> _Written exercise_: Repeat the lines below exactly as they appear, but leave out the images.

##### Raw data #####

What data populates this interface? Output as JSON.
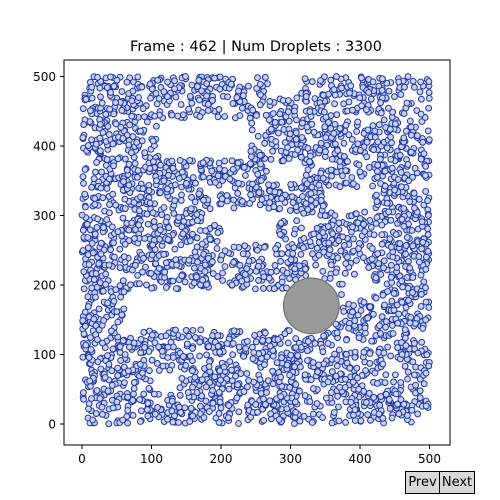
{
  "title": "Frame : 462 | Num Droplets : 3300",
  "controls": {
    "prev_label": "Prev",
    "next_label": "Next"
  },
  "colors": {
    "droplet_fill": "#c8d4ef",
    "droplet_edge": "#2236a6",
    "obstacle_fill": "#999999",
    "obstacle_edge": "#707070"
  },
  "chart_data": {
    "type": "scatter",
    "title": "Frame : 462 | Num Droplets : 3300",
    "xlabel": "",
    "ylabel": "",
    "xlim": [
      -10,
      500
    ],
    "ylim": [
      -10,
      500
    ],
    "xticks": [
      0,
      100,
      200,
      300,
      400,
      500
    ],
    "yticks": [
      0,
      100,
      200,
      300,
      400,
      500
    ],
    "grid": false,
    "series": [
      {
        "kind": "droplets",
        "count": 3300,
        "domain": {
          "x": [
            0,
            500
          ],
          "y": [
            0,
            500
          ]
        },
        "radius_units": 4.2
      },
      {
        "kind": "obstacle",
        "center": [
          330,
          170
        ],
        "radius": 40
      }
    ],
    "empty_regions": [
      {
        "type": "channel",
        "x": [
          65,
          330
        ],
        "y": [
          136,
          194
        ]
      },
      {
        "type": "gap",
        "x": [
          110,
          240
        ],
        "y": [
          380,
          440
        ]
      },
      {
        "type": "gap",
        "x": [
          200,
          280
        ],
        "y": [
          260,
          310
        ]
      },
      {
        "type": "gap",
        "x": [
          270,
          320
        ],
        "y": [
          345,
          375
        ]
      },
      {
        "type": "gap",
        "x": [
          355,
          420
        ],
        "y": [
          305,
          340
        ]
      },
      {
        "type": "gap",
        "x": [
          380,
          420
        ],
        "y": [
          180,
          215
        ]
      },
      {
        "type": "gap",
        "x": [
          100,
          140
        ],
        "y": [
          45,
          75
        ]
      },
      {
        "type": "gap",
        "x": [
          270,
          310
        ],
        "y": [
          470,
          500
        ]
      }
    ]
  }
}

#####

> _Task answer_:
What data populates this interface? Output as JSON.
{
  "title": "Frame : 462 | Num Droplets : 3300",
  "controls": {
    "prev_label": "Prev",
    "next_label": "Next"
  },
  "colors": {
    "droplet_fill": "#c8d4ef",
    "droplet_edge": "#2236a6",
    "obstacle_fill": "#999999",
    "obstacle_edge": "#707070"
  },
  "chart_data": {
    "type": "scatter",
    "title": "Frame : 462 | Num Droplets : 3300",
    "xlabel": "",
    "ylabel": "",
    "xlim": [
      -10,
      500
    ],
    "ylim": [
      -10,
      500
    ],
    "xticks": [
      0,
      100,
      200,
      300,
      400,
      500
    ],
    "yticks": [
      0,
      100,
      200,
      300,
      400,
      500
    ],
    "grid": false,
    "series": [
      {
        "kind": "droplets",
        "count": 3300,
        "domain": {
          "x": [
            0,
            500
          ],
          "y": [
            0,
            500
          ]
        },
        "radius_units": 4.2
      },
      {
        "kind": "obstacle",
        "center": [
          330,
          170
        ],
        "radius": 40
      }
    ],
    "empty_regions": [
      {
        "type": "channel",
        "x": [
          65,
          330
        ],
        "y": [
          136,
          194
        ]
      },
      {
        "type": "gap",
        "x": [
          110,
          240
        ],
        "y": [
          380,
          440
        ]
      },
      {
        "type": "gap",
        "x": [
          200,
          280
        ],
        "y": [
          260,
          310
        ]
      },
      {
        "type": "gap",
        "x": [
          270,
          320
        ],
        "y": [
          345,
          375
        ]
      },
      {
        "type": "gap",
        "x": [
          355,
          420
        ],
        "y": [
          305,
          340
        ]
      },
      {
        "type": "gap",
        "x": [
          380,
          420
        ],
        "y": [
          180,
          215
        ]
      },
      {
        "type": "gap",
        "x": [
          100,
          140
        ],
        "y": [
          45,
          75
        ]
      },
      {
        "type": "gap",
        "x": [
          270,
          310
        ],
        "y": [
          470,
          500
        ]
      }
    ]
  }
}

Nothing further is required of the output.